▶ [TASK TO CARRY OUT] Below is a block of records; return all of them exactly, but without the images.

--- begin INPUT RECORDS ---

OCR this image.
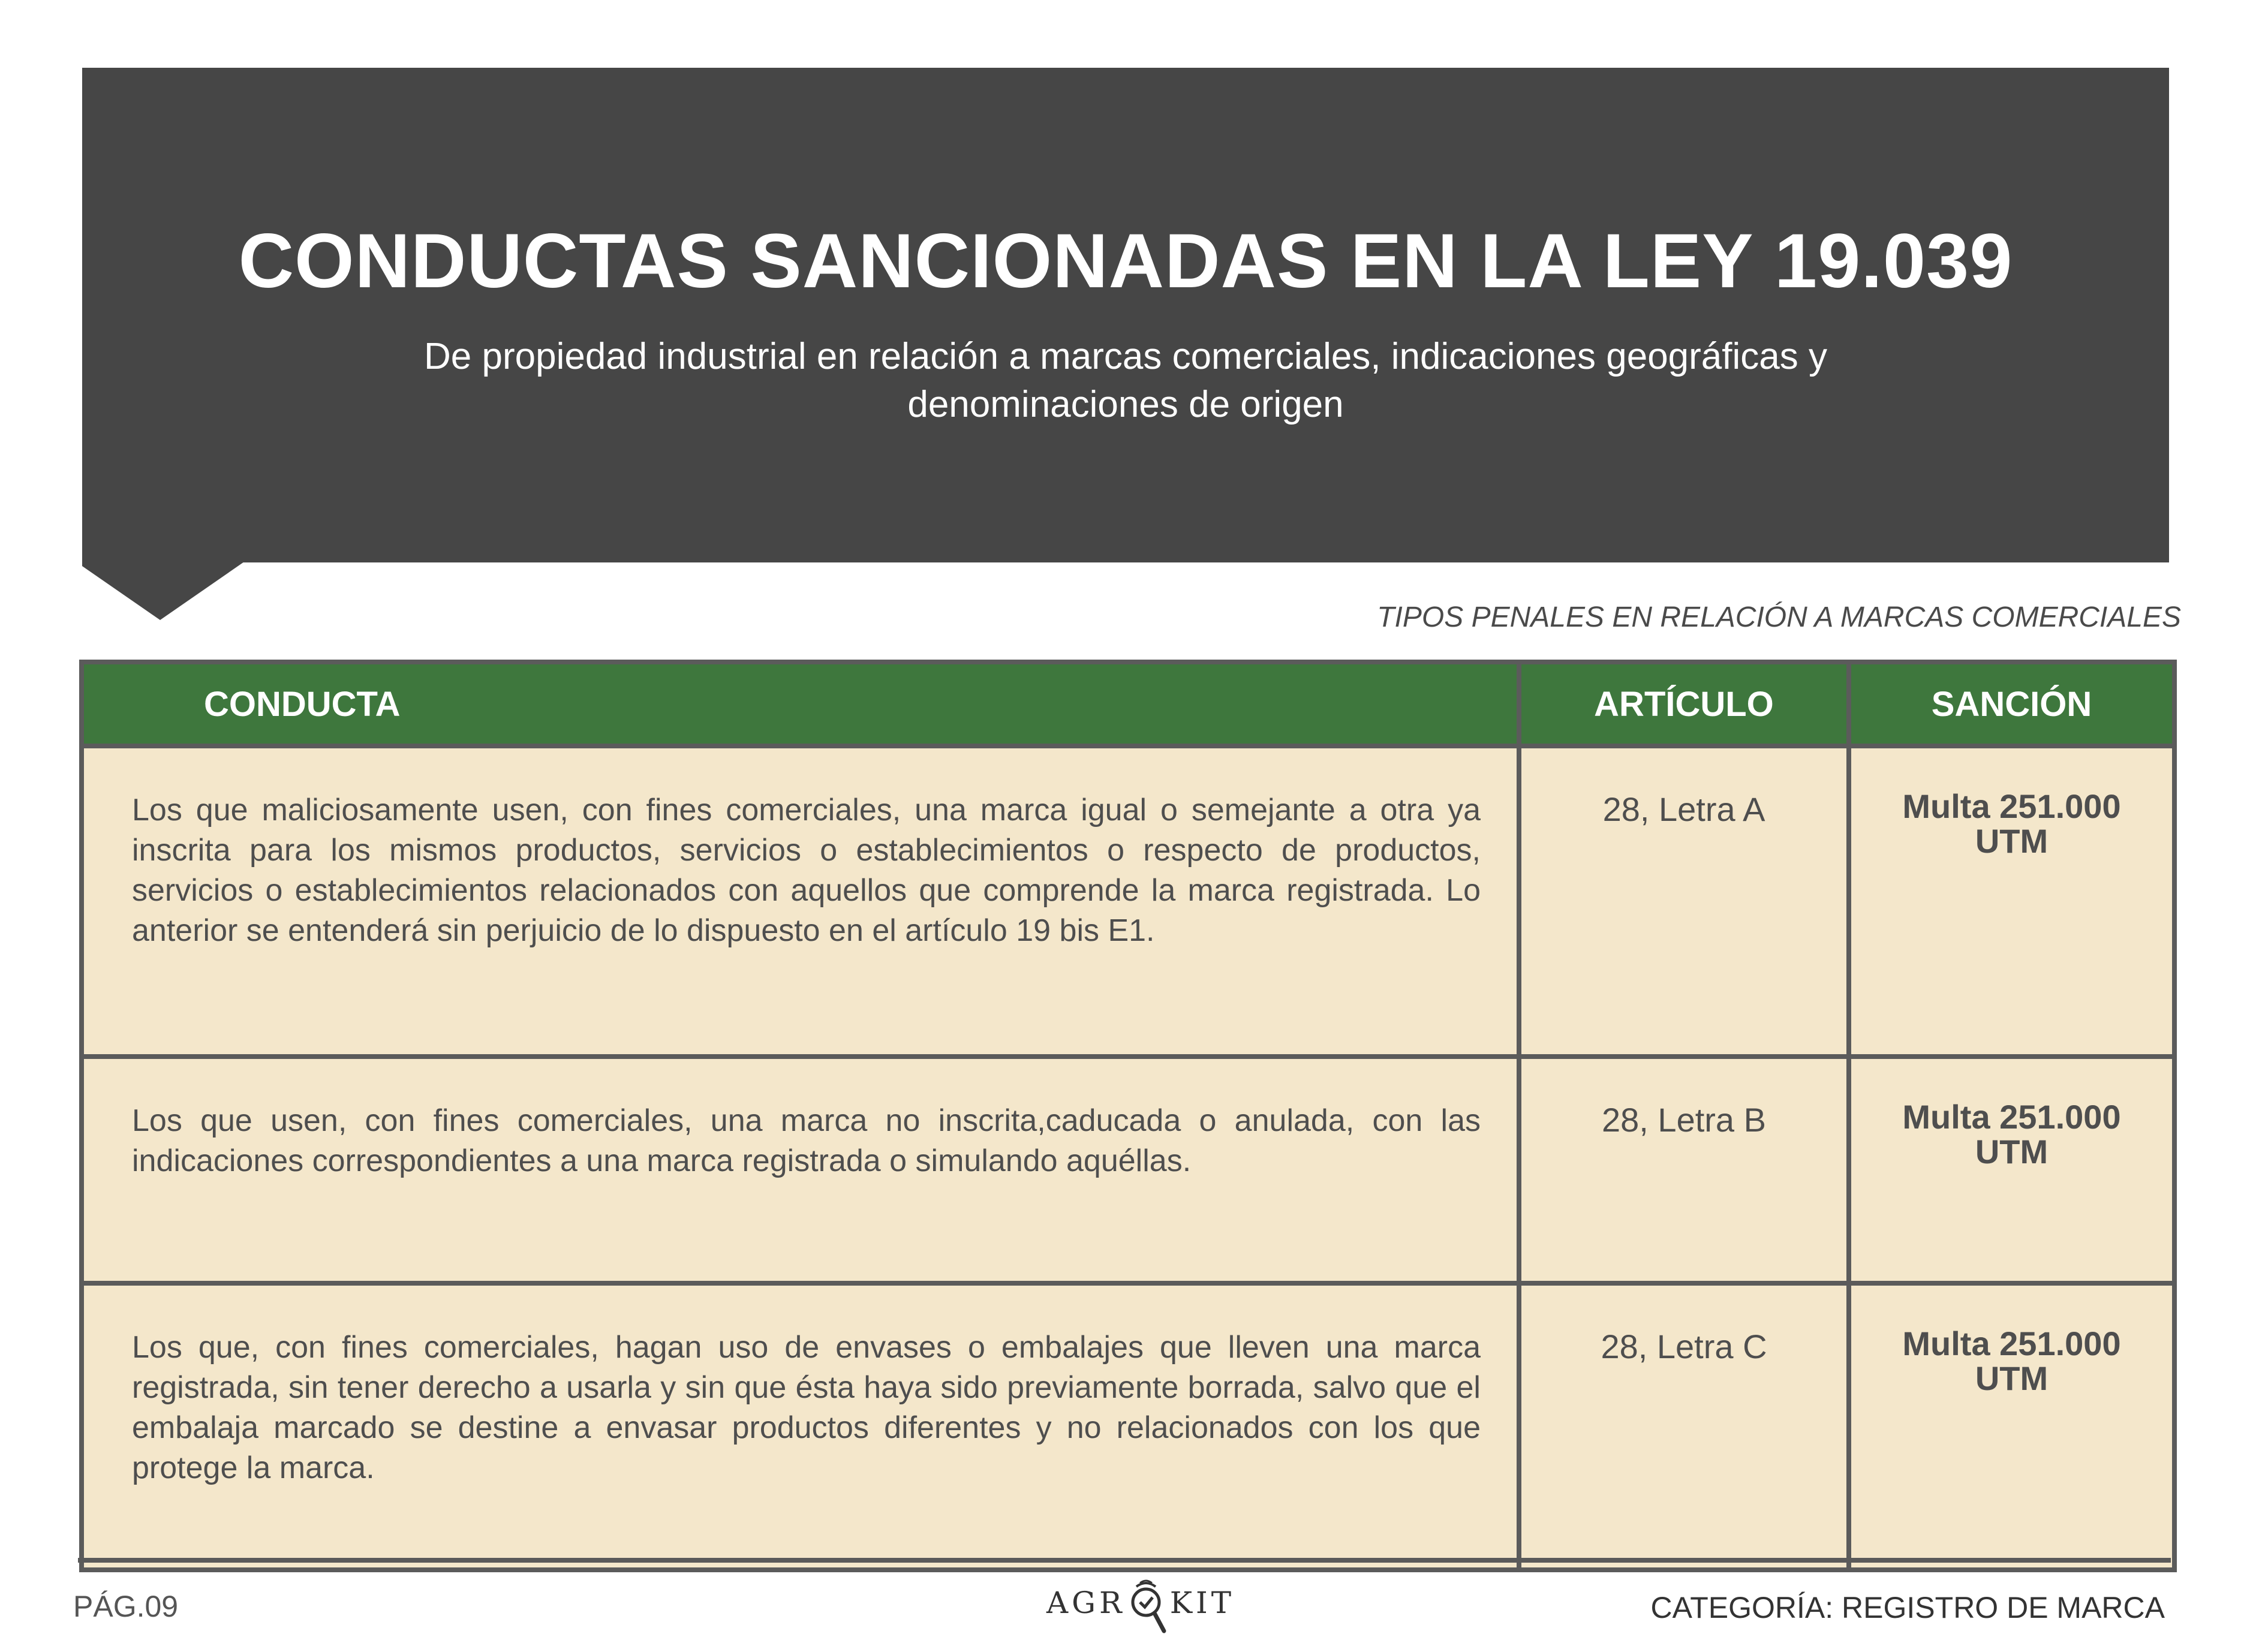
CONDUCTAS SANCIONADAS EN LA LEY 19.039
De propiedad industrial en relación a marcas comerciales, indicaciones geográficas y
denominaciones de origen
TIPOS PENALES EN RELACIÓN A MARCAS COMERCIALES
CONDUCTA	ARTÍCULO	SANCIÓN
Los que maliciosamente usen, con fines comerciales, una marca igual o semejante a otra ya inscrita para los mismos productos, servicios o establecimientos o respecto de productos, servicios o establecimientos relacionados con aquellos que comprende la marca registrada. Lo anterior se entenderá sin perjuicio de lo dispuesto en el artículo 19 bis E1.	28, Letra A	Multa 251.000
UTM

Los que usen, con fines comerciales, una marca no inscrita,caducada o anulada, con las indicaciones correspondientes a una marca registrada o simulando aquéllas.	28, Letra B	Multa 251.000
UTM

Los que, con fines comerciales, hagan uso de envases o embalajes que lleven una marca registrada, sin tener derecho a usarla y sin que ésta haya sido previamente borrada, salvo que el embalaja marcado se destine a envasar productos diferentes y no relacionados con los que protege la marca.	28, Letra C	Multa 251.000
UTM
PÁG.09	AGR KIT	CATEGORÍA: REGISTRO DE MARCA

--- end INPUT RECORDS ---

▶ [FULL SOLUTION]
OCR this image.
CONDUCTAS SANCIONADAS EN LA LEY 19.039
De propiedad industrial en relación a marcas comerciales, indicaciones geográficas y
denominaciones de origen
TIPOS PENALES EN RELACIÓN A MARCAS COMERCIALES
CONDUCTA	ARTÍCULO	SANCIÓN
Los que maliciosamente usen, con fines comerciales, una marca igual o semejante a otra ya inscrita para los mismos productos, servicios o establecimientos o respecto de productos, servicios o establecimientos relacionados con aquellos que comprende la marca registrada. Lo anterior se entenderá sin perjuicio de lo dispuesto en el artículo 19 bis E1.	28, Letra A	Multa 251.000
UTM

Los que usen, con fines comerciales, una marca no inscrita,caducada o anulada, con las indicaciones correspondientes a una marca registrada o simulando aquéllas.	28, Letra B	Multa 251.000
UTM

Los que, con fines comerciales, hagan uso de envases o embalajes que lleven una marca registrada, sin tener derecho a usarla y sin que ésta haya sido previamente borrada, salvo que el embalaja marcado se destine a envasar productos diferentes y no relacionados con los que protege la marca.	28, Letra C	Multa 251.000
UTM
PÁG.09	AGR KIT	CATEGORÍA: REGISTRO DE MARCA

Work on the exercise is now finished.